++++ Given records

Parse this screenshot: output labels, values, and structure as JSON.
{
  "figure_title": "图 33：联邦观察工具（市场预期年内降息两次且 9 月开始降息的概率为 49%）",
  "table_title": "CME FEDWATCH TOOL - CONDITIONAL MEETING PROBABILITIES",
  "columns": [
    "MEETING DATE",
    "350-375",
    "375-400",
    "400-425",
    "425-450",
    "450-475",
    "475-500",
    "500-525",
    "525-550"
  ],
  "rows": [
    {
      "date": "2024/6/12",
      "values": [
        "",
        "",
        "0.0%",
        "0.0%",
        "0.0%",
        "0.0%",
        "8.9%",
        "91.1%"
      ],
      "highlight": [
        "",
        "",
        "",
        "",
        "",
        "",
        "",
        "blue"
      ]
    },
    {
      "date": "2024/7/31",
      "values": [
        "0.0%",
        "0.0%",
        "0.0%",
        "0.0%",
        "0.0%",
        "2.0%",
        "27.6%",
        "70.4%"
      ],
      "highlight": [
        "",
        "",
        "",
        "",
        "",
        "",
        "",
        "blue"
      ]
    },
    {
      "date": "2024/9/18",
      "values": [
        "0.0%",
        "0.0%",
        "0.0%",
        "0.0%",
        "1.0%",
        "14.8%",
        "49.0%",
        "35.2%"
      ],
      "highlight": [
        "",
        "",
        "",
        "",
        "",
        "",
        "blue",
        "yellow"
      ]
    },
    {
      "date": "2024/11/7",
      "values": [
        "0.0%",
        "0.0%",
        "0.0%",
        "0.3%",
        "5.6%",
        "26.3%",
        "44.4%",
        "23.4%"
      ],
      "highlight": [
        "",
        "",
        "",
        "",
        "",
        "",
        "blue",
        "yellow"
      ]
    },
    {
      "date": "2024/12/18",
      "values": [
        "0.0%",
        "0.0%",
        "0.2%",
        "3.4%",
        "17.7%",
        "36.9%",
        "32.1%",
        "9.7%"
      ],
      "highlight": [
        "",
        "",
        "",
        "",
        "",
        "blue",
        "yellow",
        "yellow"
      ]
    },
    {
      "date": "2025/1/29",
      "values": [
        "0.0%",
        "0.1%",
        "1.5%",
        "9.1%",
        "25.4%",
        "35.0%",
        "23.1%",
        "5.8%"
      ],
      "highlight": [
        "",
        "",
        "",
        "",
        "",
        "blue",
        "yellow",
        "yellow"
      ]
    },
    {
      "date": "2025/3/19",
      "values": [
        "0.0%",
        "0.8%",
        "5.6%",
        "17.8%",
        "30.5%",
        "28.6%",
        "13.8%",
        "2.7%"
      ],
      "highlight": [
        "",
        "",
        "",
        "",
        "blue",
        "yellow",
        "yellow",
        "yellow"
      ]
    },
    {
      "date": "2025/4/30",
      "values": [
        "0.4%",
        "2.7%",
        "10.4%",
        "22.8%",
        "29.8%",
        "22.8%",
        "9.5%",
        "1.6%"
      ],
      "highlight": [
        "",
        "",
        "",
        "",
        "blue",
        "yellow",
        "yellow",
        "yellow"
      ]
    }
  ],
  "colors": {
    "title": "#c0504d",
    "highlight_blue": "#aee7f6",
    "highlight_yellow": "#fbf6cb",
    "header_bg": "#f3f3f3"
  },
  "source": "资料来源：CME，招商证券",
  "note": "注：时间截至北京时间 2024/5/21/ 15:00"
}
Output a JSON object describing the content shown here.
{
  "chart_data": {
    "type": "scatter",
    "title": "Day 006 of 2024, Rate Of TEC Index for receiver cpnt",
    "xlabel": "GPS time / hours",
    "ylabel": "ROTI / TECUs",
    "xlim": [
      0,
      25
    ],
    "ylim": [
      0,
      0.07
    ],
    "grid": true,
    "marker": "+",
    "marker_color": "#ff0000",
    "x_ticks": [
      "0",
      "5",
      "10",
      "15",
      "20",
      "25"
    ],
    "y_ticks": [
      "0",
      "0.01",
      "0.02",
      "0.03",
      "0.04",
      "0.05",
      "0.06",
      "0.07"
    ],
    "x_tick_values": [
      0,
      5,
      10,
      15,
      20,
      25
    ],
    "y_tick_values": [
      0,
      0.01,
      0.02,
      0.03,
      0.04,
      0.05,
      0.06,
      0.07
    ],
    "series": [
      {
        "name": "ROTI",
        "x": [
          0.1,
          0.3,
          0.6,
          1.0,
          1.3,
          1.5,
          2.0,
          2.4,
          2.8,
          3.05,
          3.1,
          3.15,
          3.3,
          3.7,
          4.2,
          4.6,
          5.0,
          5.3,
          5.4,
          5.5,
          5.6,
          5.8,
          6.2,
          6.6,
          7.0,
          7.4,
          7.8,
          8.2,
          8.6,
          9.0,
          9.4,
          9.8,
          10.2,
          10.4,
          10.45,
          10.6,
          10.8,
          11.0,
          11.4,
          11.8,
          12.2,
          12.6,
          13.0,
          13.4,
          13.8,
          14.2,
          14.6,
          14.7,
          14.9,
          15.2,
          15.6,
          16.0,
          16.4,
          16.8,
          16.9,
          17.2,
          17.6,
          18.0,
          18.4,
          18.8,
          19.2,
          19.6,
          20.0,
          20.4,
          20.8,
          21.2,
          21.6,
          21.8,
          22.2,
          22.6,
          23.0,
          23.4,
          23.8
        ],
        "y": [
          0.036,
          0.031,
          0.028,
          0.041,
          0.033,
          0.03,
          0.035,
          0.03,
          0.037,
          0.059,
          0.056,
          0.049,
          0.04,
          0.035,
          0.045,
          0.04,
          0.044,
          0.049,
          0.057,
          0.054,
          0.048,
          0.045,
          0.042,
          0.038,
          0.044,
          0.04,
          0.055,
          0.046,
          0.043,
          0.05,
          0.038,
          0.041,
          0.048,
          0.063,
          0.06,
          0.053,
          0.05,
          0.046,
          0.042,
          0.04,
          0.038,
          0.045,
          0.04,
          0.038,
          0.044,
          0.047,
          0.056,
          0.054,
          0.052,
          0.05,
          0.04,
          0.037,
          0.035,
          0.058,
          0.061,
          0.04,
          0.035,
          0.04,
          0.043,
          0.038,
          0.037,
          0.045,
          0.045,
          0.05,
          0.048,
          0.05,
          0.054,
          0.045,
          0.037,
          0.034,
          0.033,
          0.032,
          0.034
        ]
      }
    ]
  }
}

++++++++

• _Short exercise_: Copy out every line of the material above that mentions the word "MEETING".

• _Result for this exercise_:
  "table_title": "CME FEDWATCH TOOL - CONDITIONAL MEETING PROBABILITIES",
    "MEETING DATE",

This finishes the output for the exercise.